> [Task instructions]: In the listing that follows, count each line containing the string "soiléir" and report only the count.
# # # #
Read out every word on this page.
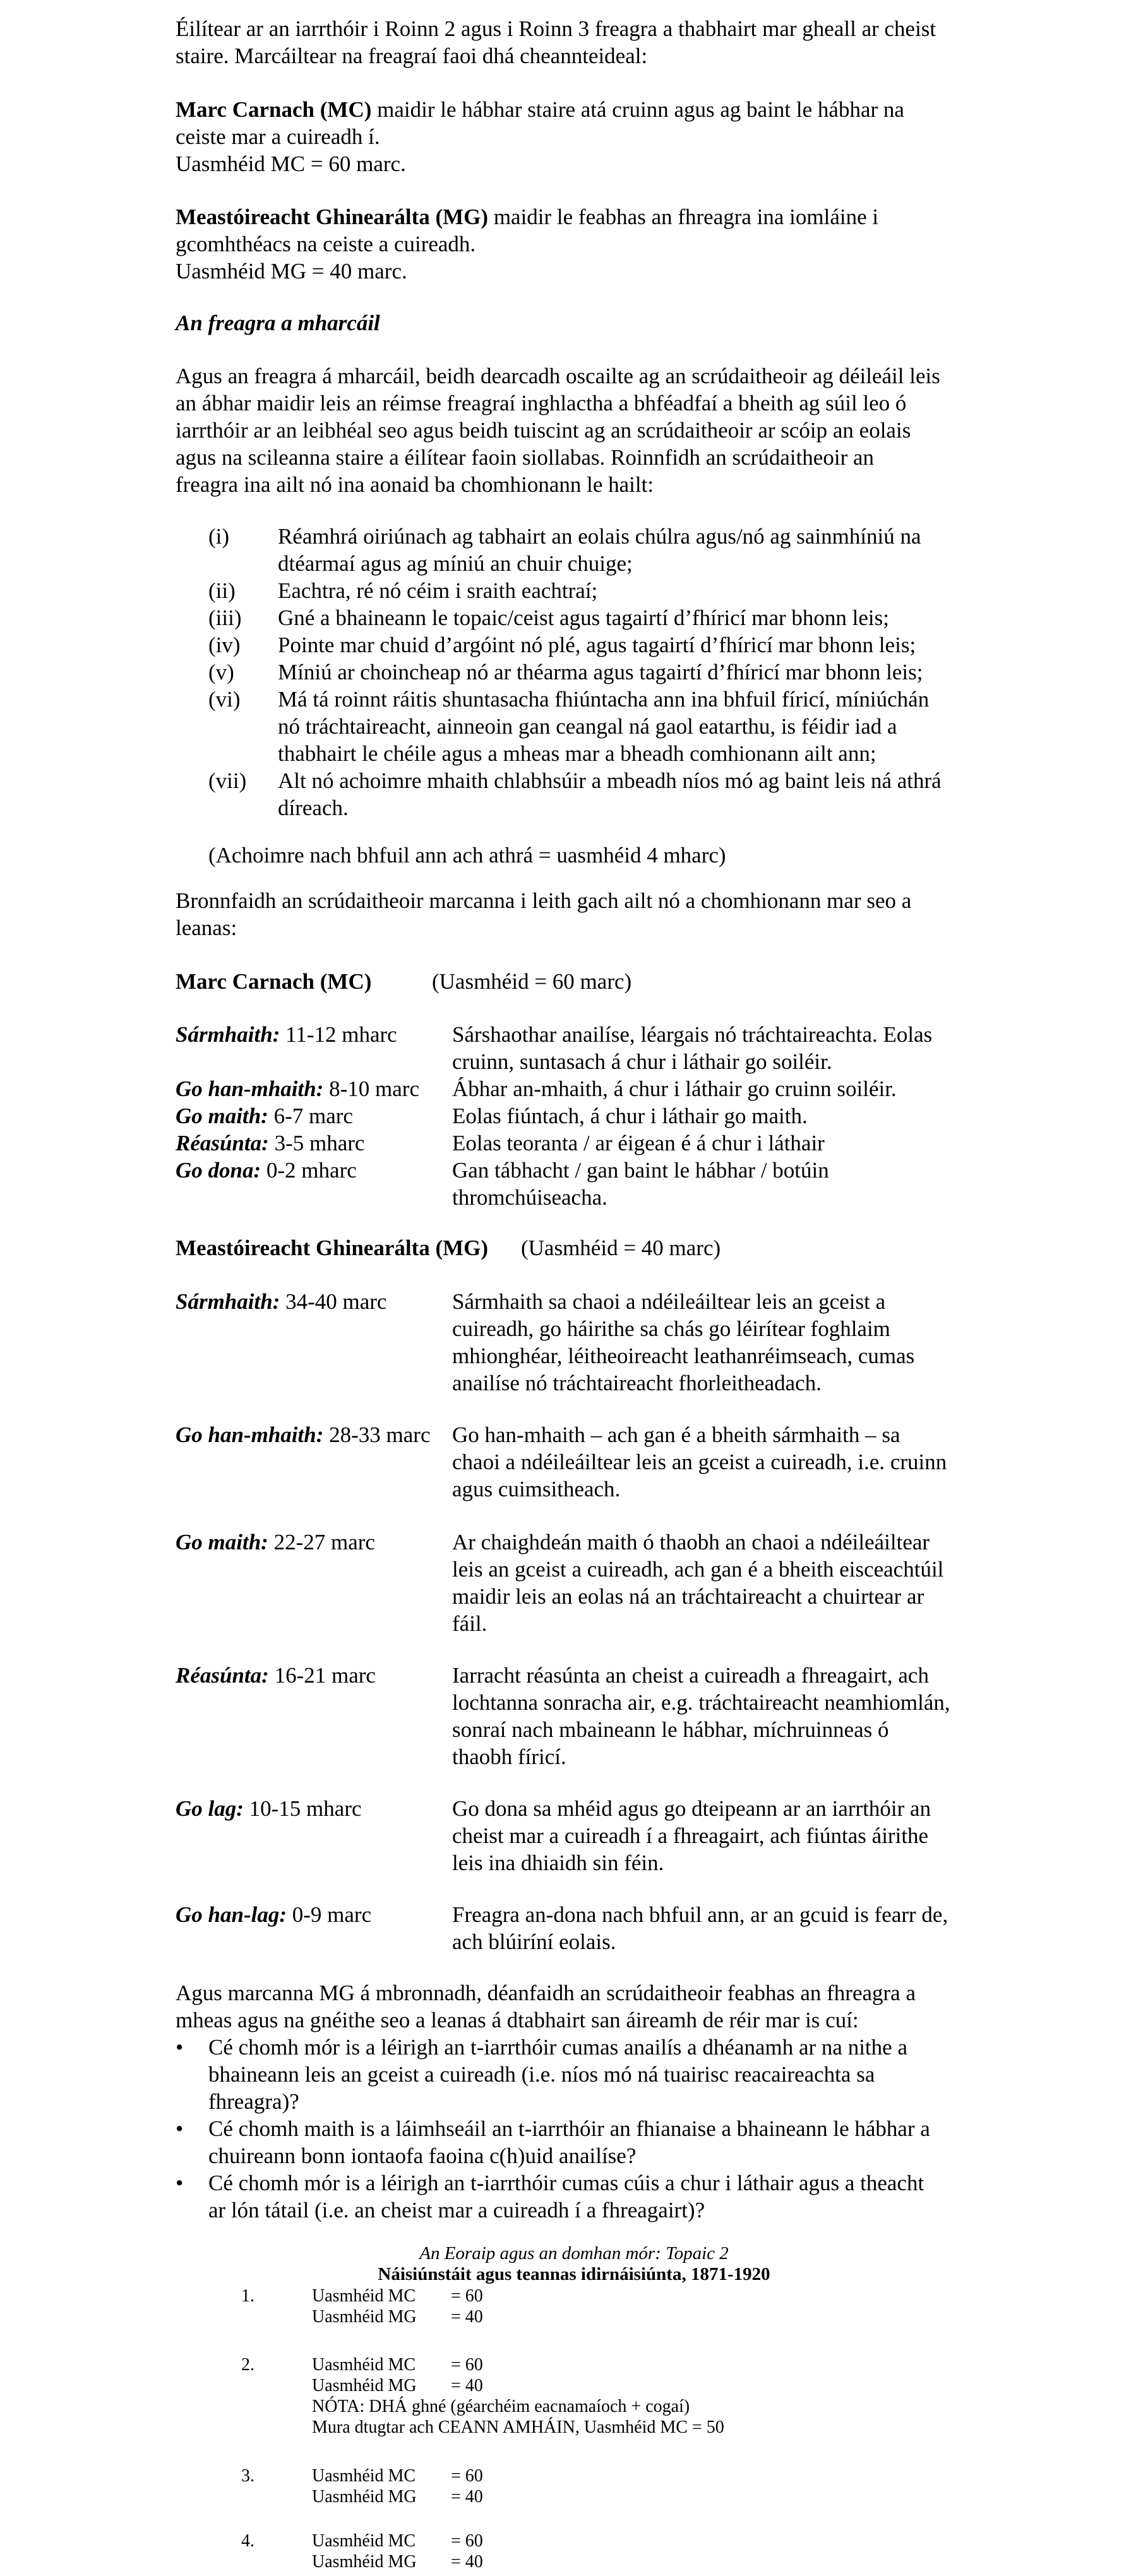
Éilítear ar an iarrthóir i Roinn 2 agus i Roinn 3 freagra a thabhairt mar gheall ar cheist
staire. Marcáiltear na freagraí faoi dhá cheannteideal:
Marc Carnach (MC) maidir le hábhar staire atá cruinn agus ag baint le hábhar na
ceiste mar a cuireadh í.
Uasmhéid MC = 60 marc.
Meastóireacht Ghinearálta (MG) maidir le feabhas an fhreagra ina iomláine i
gcomhthéacs na ceiste a cuireadh.
Uasmhéid MG = 40 marc.
An freagra a mharcáil
Agus an freagra á mharcáil, beidh dearcadh oscailte ag an scrúdaitheoir ag déileáil leis
an ábhar maidir leis an réimse freagraí inghlactha a bhféadfaí a bheith ag súil leo ó
iarrthóir ar an leibhéal seo agus beidh tuiscint ag an scrúdaitheoir ar scóip an eolais
agus na scileanna staire a éilítear faoin siollabas. Roinnfidh an scrúdaitheoir an
freagra ina ailt nó ina aonaid ba chomhionann le hailt:
(i) Réamhrá oiriúnach ag tabhairt an eolais chúlra agus/nó ag sainmhíniú na
dtéarmaí agus ag míniú an chuir chuige;
(ii) Eachtra, ré nó céim i sraith eachtraí;
(iii) Gné a bhaineann le topaic/ceist agus tagairtí d’fhíricí mar bhonn leis;
(iv) Pointe mar chuid d’argóint nó plé, agus tagairtí d’fhíricí mar bhonn leis;
(v) Míniú ar choincheap nó ar théarma agus tagairtí d’fhíricí mar bhonn leis;
(vi) Má tá roinnt ráitis shuntasacha fhiúntacha ann ina bhfuil fíricí, míniúchán
nó tráchtaireacht, ainneoin gan ceangal ná gaol eatarthu, is féidir iad a
thabhairt le chéile agus a mheas mar a bheadh comhionann ailt ann;
(vii) Alt nó achoimre mhaith chlabhsúir a mbeadh níos mó ag baint leis ná athrá
díreach.
(Achoimre nach bhfuil ann ach athrá = uasmhéid 4 mharc)
Bronnfaidh an scrúdaitheoir marcanna i leith gach ailt nó a chomhionann mar seo a
leanas:
Marc Carnach (MC)	(Uasmhéid = 60 marc)
Sármhaith: 11-12 mharc Sárshaothar anailíse, léargais nó tráchtaireachta. Eolas
cruinn, suntasach á chur i láthair go soiléir.
Go han-mhaith: 8-10 marc Ábhar an-mhaith, á chur i láthair go cruinn soiléir.
Go maith: 6-7 marc	Eolas fiúntach, á chur i láthair go maith.
Réasúnta: 3-5 mharc	Eolas teoranta / ar éigean é á chur i láthair
Go dona: 0-2 mharc	Gan tábhacht / gan baint le hábhar / botúin
thromchúiseacha.
Meastóireacht Ghinearálta (MG) (Uasmhéid = 40 marc)
Sármhaith: 34-40 marc	Sármhaith sa chaoi a ndéileáiltear leis an gceist a
cuireadh, go háirithe sa chás go léirítear foghlaim
mhionghéar, léitheoireacht leathanréimseach, cumas
anailíse nó tráchtaireacht fhorleitheadach.
Go han-mhaith: 28-33 marc Go han-mhaith – ach gan é a bheith sármhaith – sa
chaoi a ndéileáiltear leis an gceist a cuireadh, i.e. cruinn
agus cuimsitheach.
Go maith: 22-27 marc	Ar chaighdeán maith ó thaobh an chaoi a ndéileáiltear
leis an gceist a cuireadh, ach gan é a bheith eisceachtúil
maidir leis an eolas ná an tráchtaireacht a chuirtear ar
fáil.
Réasúnta: 16-21 marc	Iarracht réasúnta an cheist a cuireadh a fhreagairt, ach
lochtanna sonracha air, e.g. tráchtaireacht neamhiomlán,
sonraí nach mbaineann le hábhar, míchruinneas ó
thaobh fíricí.
Go lag: 10-15 mharc	Go dona sa mhéid agus go dteipeann ar an iarrthóir an
cheist mar a cuireadh í a fhreagairt, ach fiúntas áirithe
leis ina dhiaidh sin féin.
Go han-lag: 0-9 marc	Freagra an-dona nach bhfuil ann, ar an gcuid is fearr de,
ach blúiríní eolais.
Agus marcanna MG á mbronnadh, déanfaidh an scrúdaitheoir feabhas an fhreagra a
mheas agus na gnéithe seo a leanas á dtabhairt san áireamh de réir mar is cuí:
• Cé chomh mór is a léirigh an t-iarrthóir cumas anailís a dhéanamh ar na nithe a
bhaineann leis an gceist a cuireadh (i.e. níos mó ná tuairisc reacaireachta sa
fhreagra)?
• Cé chomh maith is a láimhseáil an t-iarrthóir an fhianaise a bhaineann le hábhar a
chuireann bonn iontaofa faoina c(h)uid anailíse?
• Cé chomh mór is a léirigh an t-iarrthóir cumas cúis a chur i láthair agus a theacht
ar lón tátail (i.e. an cheist mar a cuireadh í a fhreagairt)?
An Eoraip agus an domhan mór: Topaic 2
Náisiúnstáit agus teannas idirnáisiúnta, 1871-1920
1.	Uasmhéid MC = 60
Uasmhéid MG = 40
2.	Uasmhéid MC = 60
Uasmhéid MG = 40
NÓTA: DHÁ ghné (géarchéim eacnamaíoch + cogaí)
Mura dtugtar ach CEANN AMHÁIN, Uasmhéid MC = 50
3.	Uasmhéid MC = 60
Uasmhéid MG = 40
4.	Uasmhéid MC = 60
Uasmhéid MG = 40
# # # #
> [Answer to the task]: 2